▶ **Raw records**

+---+

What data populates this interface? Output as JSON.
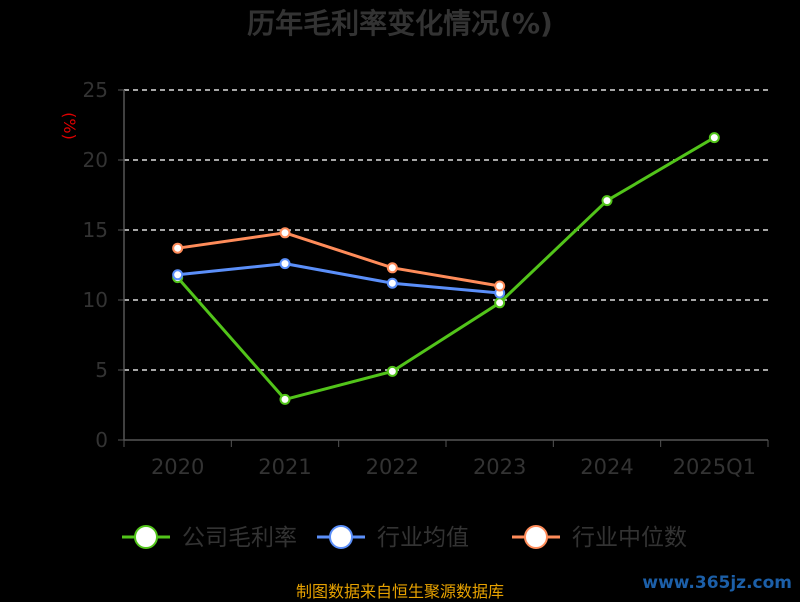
{
  "chart_data": {
    "type": "line",
    "title": "历年毛利率变化情况(%)",
    "unit_label": "(%)",
    "categories": [
      "2020",
      "2021",
      "2022",
      "2023",
      "2024",
      "2025Q1"
    ],
    "ylim": [
      0,
      25
    ],
    "yticks": [
      0,
      5,
      10,
      15,
      20,
      25
    ],
    "grid": true,
    "legend_position": "bottom",
    "series": [
      {
        "name": "公司毛利率",
        "color": "#52c41a",
        "values": [
          11.6,
          2.9,
          4.9,
          9.8,
          17.1,
          21.6
        ]
      },
      {
        "name": "行业均值",
        "color": "#5b8ff9",
        "values": [
          11.8,
          12.6,
          11.2,
          10.5,
          null,
          null
        ]
      },
      {
        "name": "行业中位数",
        "color": "#ff8c5a",
        "values": [
          13.7,
          14.8,
          12.3,
          11.0,
          null,
          null
        ]
      }
    ]
  },
  "footer": {
    "source": "制图数据来自恒生聚源数据库",
    "watermark": "www.365jz.com"
  }
}
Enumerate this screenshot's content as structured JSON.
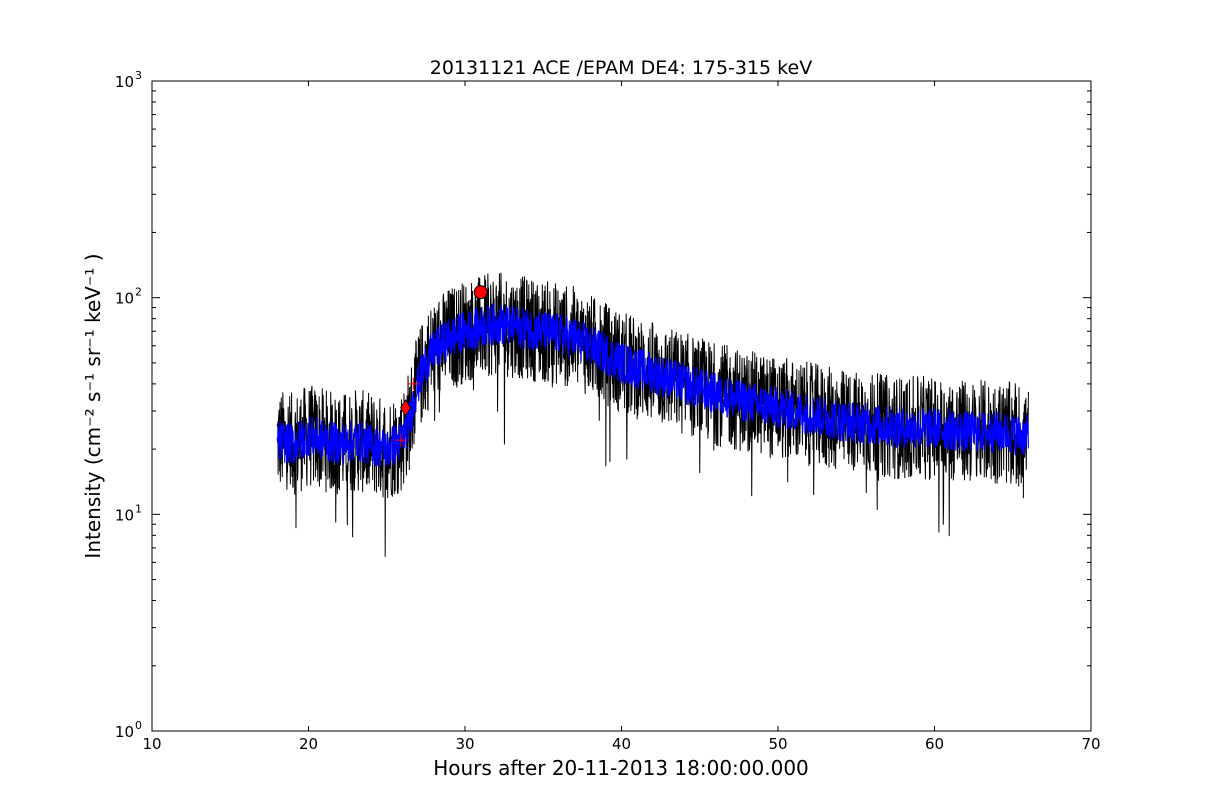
{
  "chart_data": {
    "type": "line",
    "title": "20131121 ACE /EPAM DE4: 175-315 keV",
    "xlabel": "Hours after 20-11-2013 18:00:00.000",
    "ylabel": "Intensity (cm⁻² s⁻¹ sr⁻¹ keV⁻¹ )",
    "xlim": [
      10,
      70
    ],
    "ylim": [
      1,
      1000
    ],
    "yscale": "log",
    "xticks": [
      10,
      20,
      30,
      40,
      50,
      60,
      70
    ],
    "yticks": [
      {
        "value": 1,
        "base": "10",
        "exp": "0"
      },
      {
        "value": 10,
        "base": "10",
        "exp": "1"
      },
      {
        "value": 100,
        "base": "10",
        "exp": "2"
      },
      {
        "value": 1000,
        "base": "10",
        "exp": "3"
      }
    ],
    "grid": false,
    "series": [
      {
        "color": "#000000",
        "style": "noisy-line",
        "x": [
          18,
          19,
          20,
          21,
          22,
          23,
          24,
          25,
          26,
          26.5,
          27,
          27.5,
          28,
          29,
          30,
          31,
          32,
          33,
          34,
          35,
          36,
          37,
          38,
          39,
          40,
          42,
          44,
          46,
          48,
          50,
          52,
          54,
          56,
          58,
          60,
          62,
          64,
          66
        ],
        "y": [
          22,
          21,
          23,
          22,
          21,
          22,
          21,
          20,
          22,
          28,
          40,
          50,
          57,
          65,
          70,
          73,
          76,
          74,
          72,
          70,
          68,
          65,
          60,
          55,
          50,
          45,
          40,
          36,
          33,
          31,
          29,
          27,
          26,
          25,
          25,
          24,
          24,
          23
        ]
      },
      {
        "color": "#0000ff",
        "style": "noisy-line",
        "x": [
          18,
          19,
          20,
          21,
          22,
          23,
          24,
          25,
          26,
          26.5,
          27,
          27.5,
          28,
          29,
          30,
          31,
          32,
          33,
          34,
          35,
          36,
          37,
          38,
          39,
          40,
          42,
          44,
          46,
          48,
          50,
          52,
          54,
          56,
          58,
          60,
          62,
          64,
          66
        ],
        "y": [
          22,
          21,
          23,
          22,
          21,
          22,
          21,
          20,
          22,
          28,
          40,
          50,
          57,
          65,
          70,
          73,
          76,
          74,
          72,
          70,
          68,
          65,
          60,
          55,
          50,
          45,
          40,
          36,
          33,
          31,
          29,
          27,
          26,
          25,
          25,
          24,
          24,
          23
        ]
      }
    ],
    "annotations": [
      {
        "type": "circle",
        "x": 31.0,
        "y": 106,
        "color": "#ff0000"
      },
      {
        "type": "diamond",
        "x": 26.2,
        "y": 31,
        "color": "#ff0000"
      },
      {
        "type": "plus",
        "x": 25.9,
        "y": 22,
        "color": "#ff0000"
      },
      {
        "type": "plus",
        "x": 26.7,
        "y": 40,
        "color": "#ff0000"
      }
    ]
  }
}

+---+

▶ **EXERCISE OBJECTIVE**
Repeat the records word for word. Any picture in them should be left out.

▶ **OUTPUT OF THE TASK**
What data populates this interface? Output as JSON.
{
  "chart_data": {
    "type": "line",
    "title": "历年毛利率变化情况(%)",
    "unit_label": "(%)",
    "categories": [
      "2020",
      "2021",
      "2022",
      "2023",
      "2024",
      "2025Q1"
    ],
    "ylim": [
      0,
      25
    ],
    "yticks": [
      0,
      5,
      10,
      15,
      20,
      25
    ],
    "grid": true,
    "legend_position": "bottom",
    "series": [
      {
        "name": "公司毛利率",
        "color": "#52c41a",
        "values": [
          11.6,
          2.9,
          4.9,
          9.8,
          17.1,
          21.6
        ]
      },
      {
        "name": "行业均值",
        "color": "#5b8ff9",
        "values": [
          11.8,
          12.6,
          11.2,
          10.5,
          null,
          null
        ]
      },
      {
        "name": "行业中位数",
        "color": "#ff8c5a",
        "values": [
          13.7,
          14.8,
          12.3,
          11.0,
          null,
          null
        ]
      }
    ]
  },
  "footer": {
    "source": "制图数据来自恒生聚源数据库",
    "watermark": "www.365jz.com"
  }
}
Enumerate this screenshot's content as structured JSON.
{
  "chart_data": {
    "type": "line",
    "title": "20131121 ACE /EPAM DE4: 175-315 keV",
    "xlabel": "Hours after 20-11-2013 18:00:00.000",
    "ylabel": "Intensity (cm⁻² s⁻¹ sr⁻¹ keV⁻¹ )",
    "xlim": [
      10,
      70
    ],
    "ylim": [
      1,
      1000
    ],
    "yscale": "log",
    "xticks": [
      10,
      20,
      30,
      40,
      50,
      60,
      70
    ],
    "yticks": [
      {
        "value": 1,
        "base": "10",
        "exp": "0"
      },
      {
        "value": 10,
        "base": "10",
        "exp": "1"
      },
      {
        "value": 100,
        "base": "10",
        "exp": "2"
      },
      {
        "value": 1000,
        "base": "10",
        "exp": "3"
      }
    ],
    "grid": false,
    "series": [
      {
        "color": "#000000",
        "style": "noisy-line",
        "x": [
          18,
          19,
          20,
          21,
          22,
          23,
          24,
          25,
          26,
          26.5,
          27,
          27.5,
          28,
          29,
          30,
          31,
          32,
          33,
          34,
          35,
          36,
          37,
          38,
          39,
          40,
          42,
          44,
          46,
          48,
          50,
          52,
          54,
          56,
          58,
          60,
          62,
          64,
          66
        ],
        "y": [
          22,
          21,
          23,
          22,
          21,
          22,
          21,
          20,
          22,
          28,
          40,
          50,
          57,
          65,
          70,
          73,
          76,
          74,
          72,
          70,
          68,
          65,
          60,
          55,
          50,
          45,
          40,
          36,
          33,
          31,
          29,
          27,
          26,
          25,
          25,
          24,
          24,
          23
        ]
      },
      {
        "color": "#0000ff",
        "style": "noisy-line",
        "x": [
          18,
          19,
          20,
          21,
          22,
          23,
          24,
          25,
          26,
          26.5,
          27,
          27.5,
          28,
          29,
          30,
          31,
          32,
          33,
          34,
          35,
          36,
          37,
          38,
          39,
          40,
          42,
          44,
          46,
          48,
          50,
          52,
          54,
          56,
          58,
          60,
          62,
          64,
          66
        ],
        "y": [
          22,
          21,
          23,
          22,
          21,
          22,
          21,
          20,
          22,
          28,
          40,
          50,
          57,
          65,
          70,
          73,
          76,
          74,
          72,
          70,
          68,
          65,
          60,
          55,
          50,
          45,
          40,
          36,
          33,
          31,
          29,
          27,
          26,
          25,
          25,
          24,
          24,
          23
        ]
      }
    ],
    "annotations": [
      {
        "type": "circle",
        "x": 31.0,
        "y": 106,
        "color": "#ff0000"
      },
      {
        "type": "diamond",
        "x": 26.2,
        "y": 31,
        "color": "#ff0000"
      },
      {
        "type": "plus",
        "x": 25.9,
        "y": 22,
        "color": "#ff0000"
      },
      {
        "type": "plus",
        "x": 26.7,
        "y": 40,
        "color": "#ff0000"
      }
    ]
  }
}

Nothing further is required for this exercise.